* START Records for processing *

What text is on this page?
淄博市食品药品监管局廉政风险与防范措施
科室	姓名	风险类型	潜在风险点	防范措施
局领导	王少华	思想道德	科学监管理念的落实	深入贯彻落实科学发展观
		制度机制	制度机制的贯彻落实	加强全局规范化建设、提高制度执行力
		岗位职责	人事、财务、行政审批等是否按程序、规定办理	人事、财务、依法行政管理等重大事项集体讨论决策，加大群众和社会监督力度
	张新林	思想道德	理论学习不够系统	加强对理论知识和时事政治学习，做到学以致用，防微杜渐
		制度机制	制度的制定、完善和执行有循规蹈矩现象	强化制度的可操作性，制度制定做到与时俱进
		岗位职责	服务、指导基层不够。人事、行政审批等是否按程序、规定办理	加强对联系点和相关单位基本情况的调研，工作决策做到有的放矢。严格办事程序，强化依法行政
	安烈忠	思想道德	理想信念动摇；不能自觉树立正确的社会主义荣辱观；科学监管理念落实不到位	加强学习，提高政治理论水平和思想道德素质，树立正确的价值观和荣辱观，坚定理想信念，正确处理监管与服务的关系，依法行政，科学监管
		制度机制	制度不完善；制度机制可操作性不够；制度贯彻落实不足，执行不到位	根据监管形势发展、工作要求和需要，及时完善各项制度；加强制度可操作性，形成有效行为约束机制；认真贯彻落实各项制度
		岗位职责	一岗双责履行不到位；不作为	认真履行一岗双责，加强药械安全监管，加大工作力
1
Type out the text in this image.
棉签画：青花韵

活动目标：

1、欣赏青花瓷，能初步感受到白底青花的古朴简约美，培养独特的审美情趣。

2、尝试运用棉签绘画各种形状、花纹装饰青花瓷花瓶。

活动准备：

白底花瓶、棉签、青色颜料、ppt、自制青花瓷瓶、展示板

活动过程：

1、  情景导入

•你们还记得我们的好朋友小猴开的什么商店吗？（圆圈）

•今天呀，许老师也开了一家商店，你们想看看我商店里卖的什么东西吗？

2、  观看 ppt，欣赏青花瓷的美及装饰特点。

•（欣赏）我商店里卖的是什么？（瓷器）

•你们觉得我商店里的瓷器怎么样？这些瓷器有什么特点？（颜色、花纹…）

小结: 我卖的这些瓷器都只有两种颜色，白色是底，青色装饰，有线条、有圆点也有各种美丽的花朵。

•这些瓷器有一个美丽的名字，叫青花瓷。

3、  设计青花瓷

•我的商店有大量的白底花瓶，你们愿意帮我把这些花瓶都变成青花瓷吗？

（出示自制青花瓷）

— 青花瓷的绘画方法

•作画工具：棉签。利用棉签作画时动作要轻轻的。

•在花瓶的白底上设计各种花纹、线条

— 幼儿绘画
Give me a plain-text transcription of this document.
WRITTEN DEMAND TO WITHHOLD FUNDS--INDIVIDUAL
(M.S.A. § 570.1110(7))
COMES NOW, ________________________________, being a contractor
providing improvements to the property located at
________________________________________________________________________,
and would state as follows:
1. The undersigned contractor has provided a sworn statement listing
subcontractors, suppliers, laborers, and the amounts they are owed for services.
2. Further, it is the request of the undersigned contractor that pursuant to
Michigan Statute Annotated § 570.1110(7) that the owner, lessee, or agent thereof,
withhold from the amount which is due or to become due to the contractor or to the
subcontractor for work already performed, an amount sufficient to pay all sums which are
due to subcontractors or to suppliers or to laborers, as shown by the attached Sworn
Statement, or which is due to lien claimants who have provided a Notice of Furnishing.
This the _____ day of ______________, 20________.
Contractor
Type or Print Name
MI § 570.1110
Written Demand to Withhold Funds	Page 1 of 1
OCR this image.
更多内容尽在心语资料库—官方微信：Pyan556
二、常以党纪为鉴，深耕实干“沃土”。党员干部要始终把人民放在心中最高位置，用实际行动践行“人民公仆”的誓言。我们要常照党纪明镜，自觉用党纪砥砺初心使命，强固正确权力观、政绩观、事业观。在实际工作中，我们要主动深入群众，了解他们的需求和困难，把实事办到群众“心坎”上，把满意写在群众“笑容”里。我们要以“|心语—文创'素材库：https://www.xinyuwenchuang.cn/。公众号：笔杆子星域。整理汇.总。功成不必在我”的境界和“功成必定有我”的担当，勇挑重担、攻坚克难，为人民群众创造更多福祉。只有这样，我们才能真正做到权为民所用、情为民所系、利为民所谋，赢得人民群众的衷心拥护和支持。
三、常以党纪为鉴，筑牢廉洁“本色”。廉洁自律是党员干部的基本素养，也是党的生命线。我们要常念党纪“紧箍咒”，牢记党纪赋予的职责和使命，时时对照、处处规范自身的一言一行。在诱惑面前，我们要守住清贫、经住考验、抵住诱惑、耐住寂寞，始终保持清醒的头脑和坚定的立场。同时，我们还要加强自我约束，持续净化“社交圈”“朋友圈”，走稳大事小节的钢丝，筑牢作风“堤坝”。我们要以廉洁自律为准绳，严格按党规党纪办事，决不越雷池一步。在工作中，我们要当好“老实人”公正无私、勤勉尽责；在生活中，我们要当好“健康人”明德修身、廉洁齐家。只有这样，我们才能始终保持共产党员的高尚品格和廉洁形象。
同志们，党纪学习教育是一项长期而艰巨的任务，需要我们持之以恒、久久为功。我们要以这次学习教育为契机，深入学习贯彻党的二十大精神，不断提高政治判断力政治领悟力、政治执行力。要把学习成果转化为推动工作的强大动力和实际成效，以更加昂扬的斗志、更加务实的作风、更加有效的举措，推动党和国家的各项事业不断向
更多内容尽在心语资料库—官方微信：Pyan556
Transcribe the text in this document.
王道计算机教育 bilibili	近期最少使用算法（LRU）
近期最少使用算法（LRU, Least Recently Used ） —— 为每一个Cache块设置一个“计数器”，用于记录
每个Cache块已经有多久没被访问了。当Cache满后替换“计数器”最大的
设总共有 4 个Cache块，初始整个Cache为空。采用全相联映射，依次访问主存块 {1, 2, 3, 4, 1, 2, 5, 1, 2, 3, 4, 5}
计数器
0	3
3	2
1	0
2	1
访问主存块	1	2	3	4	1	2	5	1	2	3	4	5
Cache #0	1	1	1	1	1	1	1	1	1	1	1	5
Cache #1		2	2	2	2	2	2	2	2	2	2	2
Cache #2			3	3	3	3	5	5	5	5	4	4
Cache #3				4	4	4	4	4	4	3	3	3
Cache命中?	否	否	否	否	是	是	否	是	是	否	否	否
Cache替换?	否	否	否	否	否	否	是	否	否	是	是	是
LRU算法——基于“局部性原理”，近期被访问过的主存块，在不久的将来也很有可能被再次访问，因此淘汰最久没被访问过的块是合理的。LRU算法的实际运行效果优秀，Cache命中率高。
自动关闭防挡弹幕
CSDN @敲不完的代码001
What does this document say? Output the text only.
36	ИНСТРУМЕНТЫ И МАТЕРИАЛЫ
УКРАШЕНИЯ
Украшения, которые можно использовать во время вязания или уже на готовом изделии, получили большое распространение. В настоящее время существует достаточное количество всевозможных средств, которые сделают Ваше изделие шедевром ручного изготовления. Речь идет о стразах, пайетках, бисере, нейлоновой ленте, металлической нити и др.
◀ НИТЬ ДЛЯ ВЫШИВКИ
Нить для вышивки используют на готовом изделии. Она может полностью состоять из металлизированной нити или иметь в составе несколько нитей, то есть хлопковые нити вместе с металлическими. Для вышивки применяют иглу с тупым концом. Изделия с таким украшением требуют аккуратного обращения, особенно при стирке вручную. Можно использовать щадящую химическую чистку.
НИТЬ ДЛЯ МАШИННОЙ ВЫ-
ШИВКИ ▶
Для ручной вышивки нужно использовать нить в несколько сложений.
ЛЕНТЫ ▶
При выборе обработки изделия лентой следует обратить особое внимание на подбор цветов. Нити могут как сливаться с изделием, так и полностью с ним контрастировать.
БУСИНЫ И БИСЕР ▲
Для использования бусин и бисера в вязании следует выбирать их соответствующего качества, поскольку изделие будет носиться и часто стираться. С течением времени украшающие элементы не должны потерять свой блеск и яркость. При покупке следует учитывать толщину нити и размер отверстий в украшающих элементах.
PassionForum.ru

* END Records for processing *

§ What to do: Which lines of the material contain the string "document"? List each of them.

§ Task solution:
Give me a plain-text transcription of this document.
Transcribe the text in this document.
What does this document say? Output the text only.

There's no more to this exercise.